_Given exercise_
Records follow. Pull out every line that contains "June".

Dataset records
>>

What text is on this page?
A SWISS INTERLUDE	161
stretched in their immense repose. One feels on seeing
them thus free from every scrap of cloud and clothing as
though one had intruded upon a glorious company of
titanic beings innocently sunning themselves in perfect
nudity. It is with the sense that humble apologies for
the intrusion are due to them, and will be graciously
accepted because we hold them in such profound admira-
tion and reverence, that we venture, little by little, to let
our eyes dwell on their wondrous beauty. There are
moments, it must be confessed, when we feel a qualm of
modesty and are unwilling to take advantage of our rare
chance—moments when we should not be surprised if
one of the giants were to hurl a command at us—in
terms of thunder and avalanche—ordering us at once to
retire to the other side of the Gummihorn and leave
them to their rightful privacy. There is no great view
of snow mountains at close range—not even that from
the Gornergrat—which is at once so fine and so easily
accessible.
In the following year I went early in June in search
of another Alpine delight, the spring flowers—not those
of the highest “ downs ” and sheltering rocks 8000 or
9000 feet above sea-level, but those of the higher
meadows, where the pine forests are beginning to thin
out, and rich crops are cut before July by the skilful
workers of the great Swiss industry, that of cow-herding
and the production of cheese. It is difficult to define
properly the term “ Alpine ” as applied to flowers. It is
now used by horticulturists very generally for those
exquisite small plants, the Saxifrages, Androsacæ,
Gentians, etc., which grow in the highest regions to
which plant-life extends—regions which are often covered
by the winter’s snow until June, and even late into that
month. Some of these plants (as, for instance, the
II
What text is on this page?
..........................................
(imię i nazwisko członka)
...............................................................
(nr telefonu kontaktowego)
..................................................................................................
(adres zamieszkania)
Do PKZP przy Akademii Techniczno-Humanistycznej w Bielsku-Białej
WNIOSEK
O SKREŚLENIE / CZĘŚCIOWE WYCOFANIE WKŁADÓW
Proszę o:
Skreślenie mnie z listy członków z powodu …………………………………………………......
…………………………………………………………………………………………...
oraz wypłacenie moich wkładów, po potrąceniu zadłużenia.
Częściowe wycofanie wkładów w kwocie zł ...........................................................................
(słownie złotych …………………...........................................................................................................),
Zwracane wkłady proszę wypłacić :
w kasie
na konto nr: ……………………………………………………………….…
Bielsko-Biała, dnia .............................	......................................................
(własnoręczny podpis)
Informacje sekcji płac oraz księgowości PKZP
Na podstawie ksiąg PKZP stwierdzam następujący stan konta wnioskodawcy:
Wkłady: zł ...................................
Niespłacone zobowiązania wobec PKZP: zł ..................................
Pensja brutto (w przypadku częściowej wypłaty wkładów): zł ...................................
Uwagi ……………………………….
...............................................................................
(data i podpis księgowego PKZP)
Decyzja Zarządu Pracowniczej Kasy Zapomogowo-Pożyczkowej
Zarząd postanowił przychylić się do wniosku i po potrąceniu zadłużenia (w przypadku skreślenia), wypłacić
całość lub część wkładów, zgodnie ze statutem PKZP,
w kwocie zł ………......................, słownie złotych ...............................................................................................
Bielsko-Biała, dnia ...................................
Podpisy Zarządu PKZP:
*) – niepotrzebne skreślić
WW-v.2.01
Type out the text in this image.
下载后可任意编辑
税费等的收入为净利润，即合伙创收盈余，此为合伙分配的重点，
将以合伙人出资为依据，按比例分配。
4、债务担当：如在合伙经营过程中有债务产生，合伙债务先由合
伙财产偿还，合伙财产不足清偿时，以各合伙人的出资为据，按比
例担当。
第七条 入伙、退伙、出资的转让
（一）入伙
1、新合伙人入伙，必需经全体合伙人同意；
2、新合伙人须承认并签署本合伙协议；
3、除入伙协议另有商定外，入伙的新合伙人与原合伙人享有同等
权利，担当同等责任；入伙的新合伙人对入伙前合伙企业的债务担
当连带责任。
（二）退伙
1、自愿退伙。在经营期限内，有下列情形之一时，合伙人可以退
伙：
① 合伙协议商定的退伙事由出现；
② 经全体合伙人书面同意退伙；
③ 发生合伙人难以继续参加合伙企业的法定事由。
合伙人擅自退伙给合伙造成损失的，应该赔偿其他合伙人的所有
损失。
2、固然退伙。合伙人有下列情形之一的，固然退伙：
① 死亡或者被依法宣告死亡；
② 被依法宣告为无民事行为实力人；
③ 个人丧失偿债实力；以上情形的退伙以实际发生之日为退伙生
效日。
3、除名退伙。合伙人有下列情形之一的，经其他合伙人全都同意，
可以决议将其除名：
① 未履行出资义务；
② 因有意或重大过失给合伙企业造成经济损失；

<<

_Correct response_
In the following year I went early in June in search
by the winter’s snow until June, and even late into that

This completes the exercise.